■ **AIM OF THE EXERCISE**
Transcribe the full listing below exactly.

■ **DATA LISTING**

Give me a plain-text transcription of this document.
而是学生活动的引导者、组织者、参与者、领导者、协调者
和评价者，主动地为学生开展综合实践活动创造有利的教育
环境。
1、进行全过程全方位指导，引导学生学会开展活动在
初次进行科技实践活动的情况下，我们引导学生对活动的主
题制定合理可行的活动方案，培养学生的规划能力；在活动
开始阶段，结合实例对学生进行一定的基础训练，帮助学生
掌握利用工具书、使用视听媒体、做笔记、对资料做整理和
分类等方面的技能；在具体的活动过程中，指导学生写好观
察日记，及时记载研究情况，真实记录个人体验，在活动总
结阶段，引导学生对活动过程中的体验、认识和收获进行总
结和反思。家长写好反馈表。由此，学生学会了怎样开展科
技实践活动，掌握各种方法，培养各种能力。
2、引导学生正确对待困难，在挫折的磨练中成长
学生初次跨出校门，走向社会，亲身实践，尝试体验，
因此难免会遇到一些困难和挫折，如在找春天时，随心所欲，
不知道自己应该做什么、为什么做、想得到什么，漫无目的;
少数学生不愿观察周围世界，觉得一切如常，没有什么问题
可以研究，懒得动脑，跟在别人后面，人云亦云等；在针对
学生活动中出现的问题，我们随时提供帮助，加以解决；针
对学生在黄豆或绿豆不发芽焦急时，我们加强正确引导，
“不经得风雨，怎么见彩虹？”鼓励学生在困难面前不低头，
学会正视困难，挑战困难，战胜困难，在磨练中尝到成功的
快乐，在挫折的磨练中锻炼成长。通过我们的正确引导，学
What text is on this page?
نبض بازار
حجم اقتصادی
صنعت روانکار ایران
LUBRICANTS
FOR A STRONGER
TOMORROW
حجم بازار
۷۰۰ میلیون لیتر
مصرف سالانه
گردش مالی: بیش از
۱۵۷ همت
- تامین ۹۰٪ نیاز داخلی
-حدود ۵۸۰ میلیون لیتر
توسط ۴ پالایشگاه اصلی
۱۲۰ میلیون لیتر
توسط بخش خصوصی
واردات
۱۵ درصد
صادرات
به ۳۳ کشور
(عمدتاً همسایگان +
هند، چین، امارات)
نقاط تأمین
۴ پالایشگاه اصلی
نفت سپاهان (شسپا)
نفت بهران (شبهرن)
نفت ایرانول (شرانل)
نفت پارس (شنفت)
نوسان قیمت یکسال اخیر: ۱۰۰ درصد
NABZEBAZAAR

■ **OUTPUT OF THE TASK**
Give me a plain-text transcription of this document.
而是学生活动的引导者、组织者、参与者、领导者、协调者
和评价者，主动地为学生开展综合实践活动创造有利的教育
环境。
1、进行全过程全方位指导，引导学生学会开展活动在
初次进行科技实践活动的情况下，我们引导学生对活动的主
题制定合理可行的活动方案，培养学生的规划能力；在活动
开始阶段，结合实例对学生进行一定的基础训练，帮助学生
掌握利用工具书、使用视听媒体、做笔记、对资料做整理和
分类等方面的技能；在具体的活动过程中，指导学生写好观
察日记，及时记载研究情况，真实记录个人体验，在活动总
结阶段，引导学生对活动过程中的体验、认识和收获进行总
结和反思。家长写好反馈表。由此，学生学会了怎样开展科
技实践活动，掌握各种方法，培养各种能力。
2、引导学生正确对待困难，在挫折的磨练中成长
学生初次跨出校门，走向社会，亲身实践，尝试体验，
因此难免会遇到一些困难和挫折，如在找春天时，随心所欲，
不知道自己应该做什么、为什么做、想得到什么，漫无目的;
少数学生不愿观察周围世界，觉得一切如常，没有什么问题
可以研究，懒得动脑，跟在别人后面，人云亦云等；在针对
学生活动中出现的问题，我们随时提供帮助，加以解决；针
对学生在黄豆或绿豆不发芽焦急时，我们加强正确引导，
“不经得风雨，怎么见彩虹？”鼓励学生在困难面前不低头，
学会正视困难，挑战困难，战胜困难，在磨练中尝到成功的
快乐，在挫折的磨练中锻炼成长。通过我们的正确引导，学
What text is on this page?
نبض بازار
حجم اقتصادی
صنعت روانکار ایران
LUBRICANTS
FOR A STRONGER
TOMORROW
حجم بازار
۷۰۰ میلیون لیتر
مصرف سالانه
گردش مالی: بیش از
۱۵۷ همت
- تامین ۹۰٪ نیاز داخلی
-حدود ۵۸۰ میلیون لیتر
توسط ۴ پالایشگاه اصلی
۱۲۰ میلیون لیتر
توسط بخش خصوصی
واردات
۱۵ درصد
صادرات
به ۳۳ کشور
(عمدتاً همسایگان +
هند، چین، امارات)
نقاط تأمین
۴ پالایشگاه اصلی
نفت سپاهان (شسپا)
نفت بهران (شبهرن)
نفت ایرانول (شرانل)
نفت پارس (شنفت)
نوسان قیمت یکسال اخیر: ۱۰۰ درصد
NABZEBAZAAR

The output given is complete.